_WHAT YOU SHOULD DO_: Leave out the pictures and copy the remaining records exactly.

════════════════

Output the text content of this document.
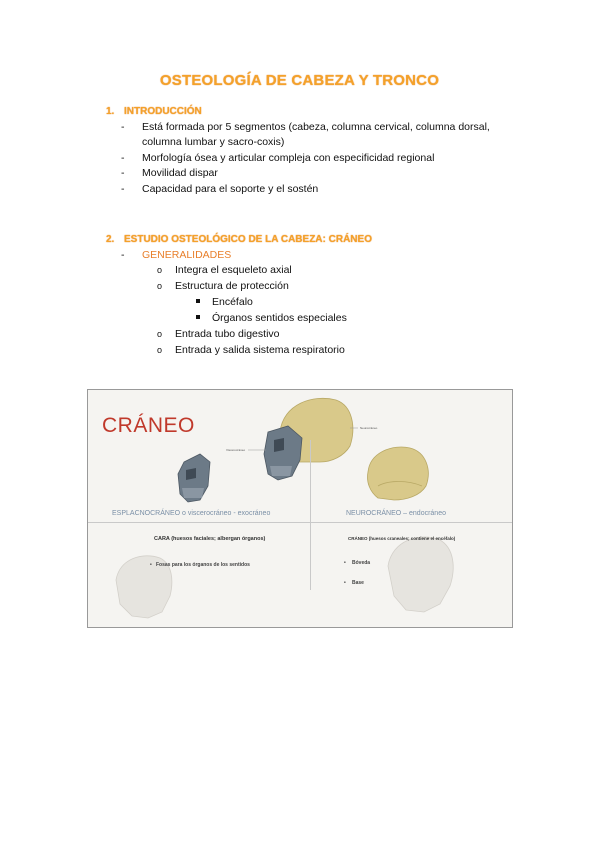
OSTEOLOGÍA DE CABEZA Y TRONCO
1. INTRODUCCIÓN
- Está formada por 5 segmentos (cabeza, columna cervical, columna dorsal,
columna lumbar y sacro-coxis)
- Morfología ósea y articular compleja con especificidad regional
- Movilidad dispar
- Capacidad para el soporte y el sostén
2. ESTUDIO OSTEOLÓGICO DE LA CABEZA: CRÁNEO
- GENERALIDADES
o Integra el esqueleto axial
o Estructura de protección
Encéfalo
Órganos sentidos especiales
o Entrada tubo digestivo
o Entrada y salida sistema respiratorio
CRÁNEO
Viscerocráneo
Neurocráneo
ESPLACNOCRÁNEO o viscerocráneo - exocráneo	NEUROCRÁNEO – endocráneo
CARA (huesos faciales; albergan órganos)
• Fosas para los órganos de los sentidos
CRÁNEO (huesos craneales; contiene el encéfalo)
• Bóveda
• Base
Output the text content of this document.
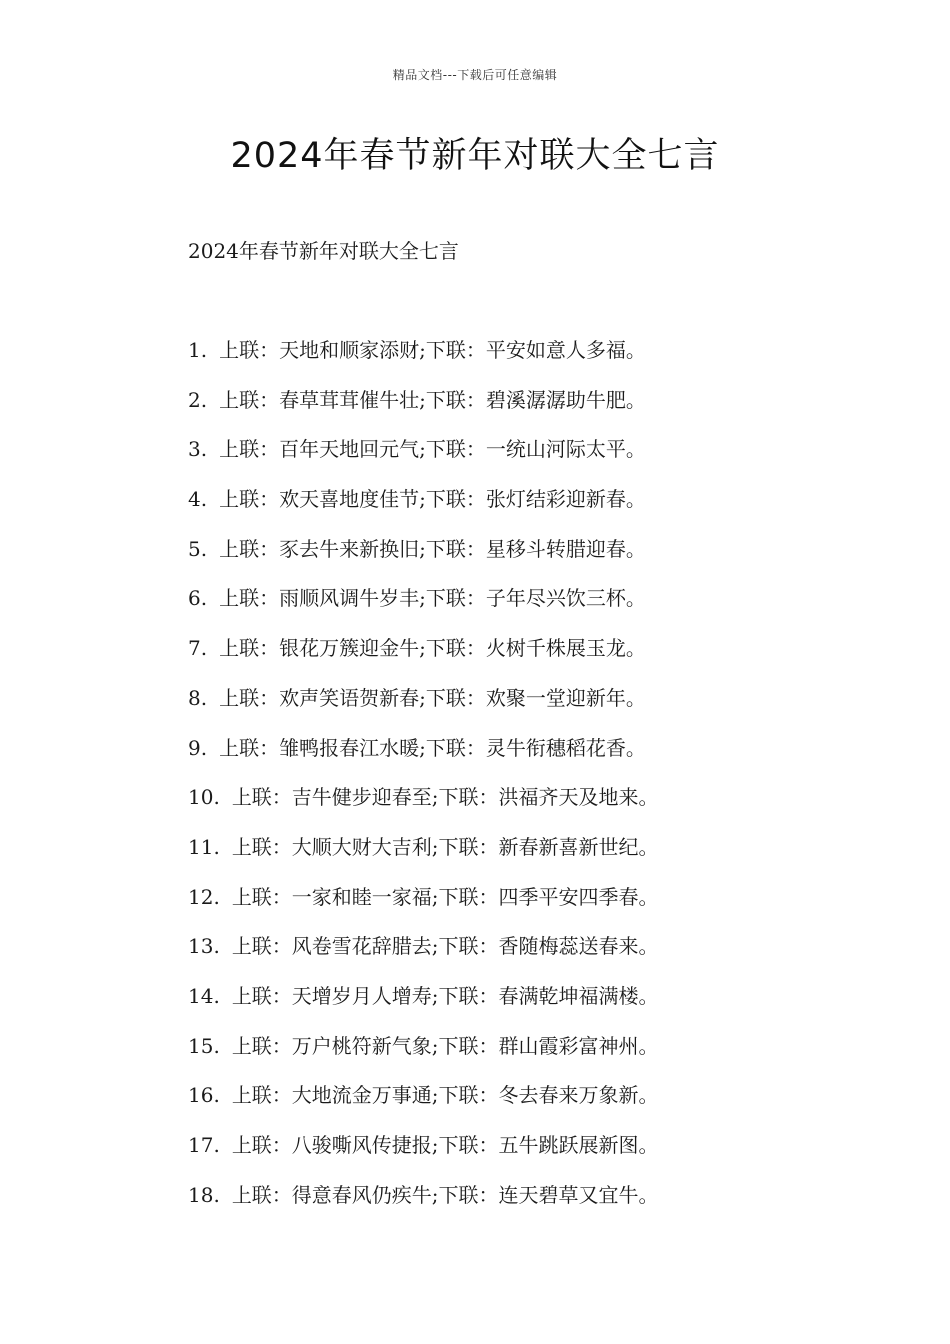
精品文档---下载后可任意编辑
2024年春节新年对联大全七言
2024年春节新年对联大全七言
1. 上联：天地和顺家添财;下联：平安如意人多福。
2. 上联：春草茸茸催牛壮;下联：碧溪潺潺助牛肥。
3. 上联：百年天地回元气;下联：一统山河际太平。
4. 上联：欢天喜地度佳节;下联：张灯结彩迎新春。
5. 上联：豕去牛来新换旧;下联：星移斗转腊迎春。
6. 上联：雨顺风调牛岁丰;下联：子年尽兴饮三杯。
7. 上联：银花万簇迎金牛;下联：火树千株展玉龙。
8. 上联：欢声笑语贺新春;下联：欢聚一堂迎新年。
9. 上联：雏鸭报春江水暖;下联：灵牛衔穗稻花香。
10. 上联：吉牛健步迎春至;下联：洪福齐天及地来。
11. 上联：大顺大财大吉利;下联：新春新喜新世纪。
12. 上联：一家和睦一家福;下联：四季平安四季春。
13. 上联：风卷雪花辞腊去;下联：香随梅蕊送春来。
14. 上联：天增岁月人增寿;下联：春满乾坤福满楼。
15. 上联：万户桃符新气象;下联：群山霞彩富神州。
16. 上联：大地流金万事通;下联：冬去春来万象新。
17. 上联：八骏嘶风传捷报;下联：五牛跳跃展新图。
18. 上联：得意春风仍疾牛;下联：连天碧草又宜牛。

════════════════

_SOLUTION_:
Output the text content of this document.
OSTEOLOGÍA DE CABEZA Y TRONCO
1. INTRODUCCIÓN
- Está formada por 5 segmentos (cabeza, columna cervical, columna dorsal,
columna lumbar y sacro-coxis)
- Morfología ósea y articular compleja con especificidad regional
- Movilidad dispar
- Capacidad para el soporte y el sostén
2. ESTUDIO OSTEOLÓGICO DE LA CABEZA: CRÁNEO
- GENERALIDADES
o Integra el esqueleto axial
o Estructura de protección
Encéfalo
Órganos sentidos especiales
o Entrada tubo digestivo
o Entrada y salida sistema respiratorio
CRÁNEO
Viscerocráneo
Neurocráneo
ESPLACNOCRÁNEO o viscerocráneo - exocráneo	NEUROCRÁNEO – endocráneo
CARA (huesos faciales; albergan órganos)
• Fosas para los órganos de los sentidos
CRÁNEO (huesos craneales; contiene el encéfalo)
• Bóveda
• Base
Output the text content of this document.
精品文档---下载后可任意编辑
2024年春节新年对联大全七言
2024年春节新年对联大全七言
1. 上联：天地和顺家添财;下联：平安如意人多福。
2. 上联：春草茸茸催牛壮;下联：碧溪潺潺助牛肥。
3. 上联：百年天地回元气;下联：一统山河际太平。
4. 上联：欢天喜地度佳节;下联：张灯结彩迎新春。
5. 上联：豕去牛来新换旧;下联：星移斗转腊迎春。
6. 上联：雨顺风调牛岁丰;下联：子年尽兴饮三杯。
7. 上联：银花万簇迎金牛;下联：火树千株展玉龙。
8. 上联：欢声笑语贺新春;下联：欢聚一堂迎新年。
9. 上联：雏鸭报春江水暖;下联：灵牛衔穗稻花香。
10. 上联：吉牛健步迎春至;下联：洪福齐天及地来。
11. 上联：大顺大财大吉利;下联：新春新喜新世纪。
12. 上联：一家和睦一家福;下联：四季平安四季春。
13. 上联：风卷雪花辞腊去;下联：香随梅蕊送春来。
14. 上联：天增岁月人增寿;下联：春满乾坤福满楼。
15. 上联：万户桃符新气象;下联：群山霞彩富神州。
16. 上联：大地流金万事通;下联：冬去春来万象新。
17. 上联：八骏嘶风传捷报;下联：五牛跳跃展新图。
18. 上联：得意春风仍疾牛;下联：连天碧草又宜牛。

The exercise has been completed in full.